Search the material and gather each line with "Cash" in it.
━━━━━ RAW RECORDS ━━━━━
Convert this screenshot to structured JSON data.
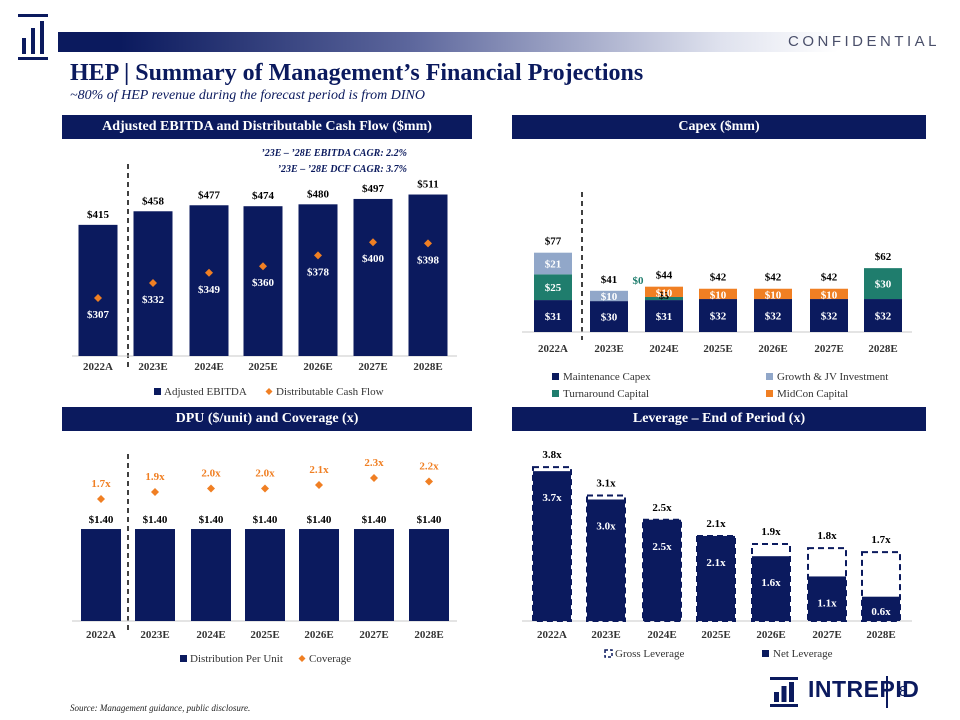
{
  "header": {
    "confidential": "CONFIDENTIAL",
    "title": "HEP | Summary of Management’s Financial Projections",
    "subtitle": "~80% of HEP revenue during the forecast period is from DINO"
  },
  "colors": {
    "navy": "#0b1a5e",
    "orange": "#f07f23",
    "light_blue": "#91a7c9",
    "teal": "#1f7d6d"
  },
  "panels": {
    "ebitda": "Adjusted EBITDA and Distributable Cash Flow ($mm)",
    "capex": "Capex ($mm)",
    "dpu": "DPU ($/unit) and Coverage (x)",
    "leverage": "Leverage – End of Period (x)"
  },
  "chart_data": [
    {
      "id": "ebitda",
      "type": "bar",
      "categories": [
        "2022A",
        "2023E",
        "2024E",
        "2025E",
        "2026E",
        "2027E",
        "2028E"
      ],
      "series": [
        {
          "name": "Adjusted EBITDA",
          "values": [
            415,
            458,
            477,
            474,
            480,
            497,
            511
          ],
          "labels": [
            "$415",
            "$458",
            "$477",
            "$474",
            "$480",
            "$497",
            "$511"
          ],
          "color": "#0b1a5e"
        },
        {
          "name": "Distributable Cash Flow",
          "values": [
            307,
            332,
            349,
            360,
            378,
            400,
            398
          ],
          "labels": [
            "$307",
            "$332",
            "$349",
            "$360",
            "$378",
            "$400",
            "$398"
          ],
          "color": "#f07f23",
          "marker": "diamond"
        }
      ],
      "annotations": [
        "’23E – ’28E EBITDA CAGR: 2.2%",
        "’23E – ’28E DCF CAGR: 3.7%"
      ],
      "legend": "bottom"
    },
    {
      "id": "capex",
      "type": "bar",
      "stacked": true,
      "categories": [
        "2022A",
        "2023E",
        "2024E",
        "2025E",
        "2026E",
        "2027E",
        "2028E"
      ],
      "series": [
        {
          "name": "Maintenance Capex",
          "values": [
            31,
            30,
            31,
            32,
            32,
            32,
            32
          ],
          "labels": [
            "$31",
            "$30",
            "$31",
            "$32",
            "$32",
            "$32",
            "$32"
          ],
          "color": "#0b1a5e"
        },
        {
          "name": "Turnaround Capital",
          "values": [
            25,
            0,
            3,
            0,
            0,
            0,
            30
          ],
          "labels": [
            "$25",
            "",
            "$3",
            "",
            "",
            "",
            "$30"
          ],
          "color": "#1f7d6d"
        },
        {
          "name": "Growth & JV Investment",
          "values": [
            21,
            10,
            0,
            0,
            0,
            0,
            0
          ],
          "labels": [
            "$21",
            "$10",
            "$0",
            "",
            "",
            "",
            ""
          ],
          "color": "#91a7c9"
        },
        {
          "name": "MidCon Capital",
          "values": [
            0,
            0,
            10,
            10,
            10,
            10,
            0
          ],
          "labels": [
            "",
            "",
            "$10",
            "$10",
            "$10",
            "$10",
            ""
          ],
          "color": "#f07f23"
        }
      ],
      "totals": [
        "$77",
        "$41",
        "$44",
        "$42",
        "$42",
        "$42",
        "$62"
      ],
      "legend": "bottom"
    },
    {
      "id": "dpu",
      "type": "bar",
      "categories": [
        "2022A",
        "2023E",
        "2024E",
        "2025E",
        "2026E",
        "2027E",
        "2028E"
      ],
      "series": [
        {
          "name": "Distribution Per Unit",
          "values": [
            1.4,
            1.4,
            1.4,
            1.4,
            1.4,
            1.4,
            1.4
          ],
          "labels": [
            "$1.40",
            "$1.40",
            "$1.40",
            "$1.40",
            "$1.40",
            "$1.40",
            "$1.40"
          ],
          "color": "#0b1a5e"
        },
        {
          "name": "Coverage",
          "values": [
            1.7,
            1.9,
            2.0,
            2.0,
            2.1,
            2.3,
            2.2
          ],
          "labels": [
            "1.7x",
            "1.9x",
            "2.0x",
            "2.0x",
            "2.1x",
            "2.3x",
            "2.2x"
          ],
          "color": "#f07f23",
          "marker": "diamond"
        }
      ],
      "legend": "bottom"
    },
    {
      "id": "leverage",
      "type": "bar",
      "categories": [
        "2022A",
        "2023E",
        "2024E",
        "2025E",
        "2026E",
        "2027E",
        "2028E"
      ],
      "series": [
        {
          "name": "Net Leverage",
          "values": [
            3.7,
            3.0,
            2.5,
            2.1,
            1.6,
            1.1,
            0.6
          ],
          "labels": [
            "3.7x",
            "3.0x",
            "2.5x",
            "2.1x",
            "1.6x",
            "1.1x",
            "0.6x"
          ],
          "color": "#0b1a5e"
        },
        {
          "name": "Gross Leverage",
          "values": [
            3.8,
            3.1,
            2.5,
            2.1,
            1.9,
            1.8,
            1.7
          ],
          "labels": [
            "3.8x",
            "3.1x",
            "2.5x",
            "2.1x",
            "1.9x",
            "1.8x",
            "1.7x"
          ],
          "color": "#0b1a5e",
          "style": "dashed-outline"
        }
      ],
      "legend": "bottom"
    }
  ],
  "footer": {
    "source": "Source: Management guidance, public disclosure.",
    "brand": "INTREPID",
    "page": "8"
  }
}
━━━━━
━━━━━ RAW RECORDS ━━━━━
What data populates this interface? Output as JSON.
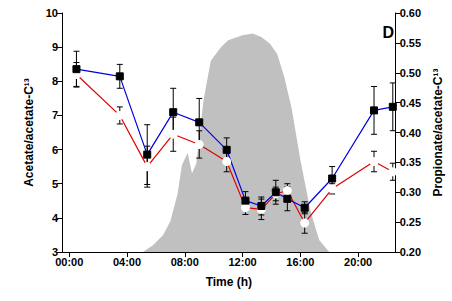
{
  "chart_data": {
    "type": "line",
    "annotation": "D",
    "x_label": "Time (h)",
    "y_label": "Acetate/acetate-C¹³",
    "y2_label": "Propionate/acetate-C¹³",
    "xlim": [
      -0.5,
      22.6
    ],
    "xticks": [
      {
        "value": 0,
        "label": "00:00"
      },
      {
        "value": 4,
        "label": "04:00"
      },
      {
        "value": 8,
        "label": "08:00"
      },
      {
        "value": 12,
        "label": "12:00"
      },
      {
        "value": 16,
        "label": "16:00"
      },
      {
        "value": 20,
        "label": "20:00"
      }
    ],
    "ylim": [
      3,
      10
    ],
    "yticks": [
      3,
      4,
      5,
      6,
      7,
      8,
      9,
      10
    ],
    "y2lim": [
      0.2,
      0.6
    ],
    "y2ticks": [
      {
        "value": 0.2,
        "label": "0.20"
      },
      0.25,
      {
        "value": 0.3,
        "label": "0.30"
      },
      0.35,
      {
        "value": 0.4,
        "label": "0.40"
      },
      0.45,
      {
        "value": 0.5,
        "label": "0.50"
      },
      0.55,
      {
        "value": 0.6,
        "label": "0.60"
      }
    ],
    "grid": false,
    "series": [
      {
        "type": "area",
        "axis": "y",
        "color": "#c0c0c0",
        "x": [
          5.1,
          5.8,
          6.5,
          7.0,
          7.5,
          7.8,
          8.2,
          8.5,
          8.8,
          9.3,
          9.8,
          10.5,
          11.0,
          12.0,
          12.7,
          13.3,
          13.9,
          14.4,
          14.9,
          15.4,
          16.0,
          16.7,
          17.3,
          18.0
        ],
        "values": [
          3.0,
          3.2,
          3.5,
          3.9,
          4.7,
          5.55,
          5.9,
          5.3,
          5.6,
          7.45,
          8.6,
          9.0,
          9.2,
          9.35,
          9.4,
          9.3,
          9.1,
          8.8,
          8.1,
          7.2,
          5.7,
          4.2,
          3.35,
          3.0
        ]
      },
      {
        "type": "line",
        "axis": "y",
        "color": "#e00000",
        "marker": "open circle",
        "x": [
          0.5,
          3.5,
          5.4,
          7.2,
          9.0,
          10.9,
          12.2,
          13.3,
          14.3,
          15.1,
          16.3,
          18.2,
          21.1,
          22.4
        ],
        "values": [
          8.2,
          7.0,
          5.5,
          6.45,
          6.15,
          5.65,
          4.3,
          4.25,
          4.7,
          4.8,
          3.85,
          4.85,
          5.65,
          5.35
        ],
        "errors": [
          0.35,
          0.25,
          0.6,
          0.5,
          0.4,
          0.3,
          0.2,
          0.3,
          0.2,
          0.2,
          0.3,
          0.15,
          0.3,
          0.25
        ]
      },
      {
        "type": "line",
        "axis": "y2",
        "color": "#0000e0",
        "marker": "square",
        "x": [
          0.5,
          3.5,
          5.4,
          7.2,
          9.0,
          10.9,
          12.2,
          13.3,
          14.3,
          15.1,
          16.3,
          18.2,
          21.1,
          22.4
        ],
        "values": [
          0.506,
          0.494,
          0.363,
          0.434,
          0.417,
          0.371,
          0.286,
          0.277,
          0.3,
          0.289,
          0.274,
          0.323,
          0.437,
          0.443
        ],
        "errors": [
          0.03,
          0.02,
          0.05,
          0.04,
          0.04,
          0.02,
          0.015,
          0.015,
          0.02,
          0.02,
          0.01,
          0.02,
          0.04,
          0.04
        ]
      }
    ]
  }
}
━━━━━
━━━━━ RAW RECORDS ━━━━━
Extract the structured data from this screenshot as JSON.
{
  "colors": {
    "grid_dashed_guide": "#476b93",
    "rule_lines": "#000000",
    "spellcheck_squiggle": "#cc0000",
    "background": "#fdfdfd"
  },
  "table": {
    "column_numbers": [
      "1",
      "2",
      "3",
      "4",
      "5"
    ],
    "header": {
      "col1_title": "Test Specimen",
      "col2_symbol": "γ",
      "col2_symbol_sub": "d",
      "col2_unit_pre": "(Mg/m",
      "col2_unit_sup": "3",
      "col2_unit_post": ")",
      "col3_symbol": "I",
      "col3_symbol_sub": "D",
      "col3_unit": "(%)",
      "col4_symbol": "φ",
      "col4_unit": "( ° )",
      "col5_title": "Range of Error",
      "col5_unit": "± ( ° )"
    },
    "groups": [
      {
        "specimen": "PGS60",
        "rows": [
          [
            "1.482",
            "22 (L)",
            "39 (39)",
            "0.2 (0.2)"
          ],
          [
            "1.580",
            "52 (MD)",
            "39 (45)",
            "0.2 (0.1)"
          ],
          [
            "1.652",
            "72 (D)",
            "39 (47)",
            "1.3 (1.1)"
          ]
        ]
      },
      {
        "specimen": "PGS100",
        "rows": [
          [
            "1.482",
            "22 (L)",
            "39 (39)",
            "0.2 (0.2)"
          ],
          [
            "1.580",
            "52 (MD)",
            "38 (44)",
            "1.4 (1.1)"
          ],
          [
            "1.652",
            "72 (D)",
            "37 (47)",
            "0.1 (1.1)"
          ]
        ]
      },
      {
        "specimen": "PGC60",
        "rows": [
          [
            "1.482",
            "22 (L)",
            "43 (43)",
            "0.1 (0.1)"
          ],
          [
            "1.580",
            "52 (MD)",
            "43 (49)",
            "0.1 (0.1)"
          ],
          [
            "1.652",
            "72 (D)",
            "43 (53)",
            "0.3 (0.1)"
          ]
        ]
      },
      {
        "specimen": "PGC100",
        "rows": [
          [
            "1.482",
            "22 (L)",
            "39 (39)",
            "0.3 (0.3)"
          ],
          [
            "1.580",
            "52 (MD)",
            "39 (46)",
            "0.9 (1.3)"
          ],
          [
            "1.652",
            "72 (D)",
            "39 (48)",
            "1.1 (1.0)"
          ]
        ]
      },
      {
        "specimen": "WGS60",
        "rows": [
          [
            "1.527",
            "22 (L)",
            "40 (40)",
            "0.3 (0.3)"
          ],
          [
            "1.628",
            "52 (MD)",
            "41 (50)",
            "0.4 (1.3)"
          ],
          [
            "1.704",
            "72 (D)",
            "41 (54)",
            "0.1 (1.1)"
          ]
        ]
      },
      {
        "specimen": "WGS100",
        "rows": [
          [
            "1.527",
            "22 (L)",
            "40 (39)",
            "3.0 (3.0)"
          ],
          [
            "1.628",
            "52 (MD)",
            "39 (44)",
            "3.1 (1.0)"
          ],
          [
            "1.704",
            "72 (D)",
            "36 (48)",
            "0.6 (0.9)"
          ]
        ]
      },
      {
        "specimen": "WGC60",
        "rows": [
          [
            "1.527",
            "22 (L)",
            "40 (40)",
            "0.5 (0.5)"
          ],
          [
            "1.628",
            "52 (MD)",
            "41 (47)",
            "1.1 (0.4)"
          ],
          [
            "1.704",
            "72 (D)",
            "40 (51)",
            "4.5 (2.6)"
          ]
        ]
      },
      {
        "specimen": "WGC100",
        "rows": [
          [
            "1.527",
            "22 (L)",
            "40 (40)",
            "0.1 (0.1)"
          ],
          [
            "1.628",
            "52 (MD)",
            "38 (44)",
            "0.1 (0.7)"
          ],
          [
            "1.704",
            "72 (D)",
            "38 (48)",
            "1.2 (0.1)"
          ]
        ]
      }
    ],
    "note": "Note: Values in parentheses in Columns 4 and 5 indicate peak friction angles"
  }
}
━━━━━
FULL ANSWER:
    "ebitda": "Adjusted EBITDA and Distributable Cash Flow ($mm)",
          "name": "Distributable Cash Flow",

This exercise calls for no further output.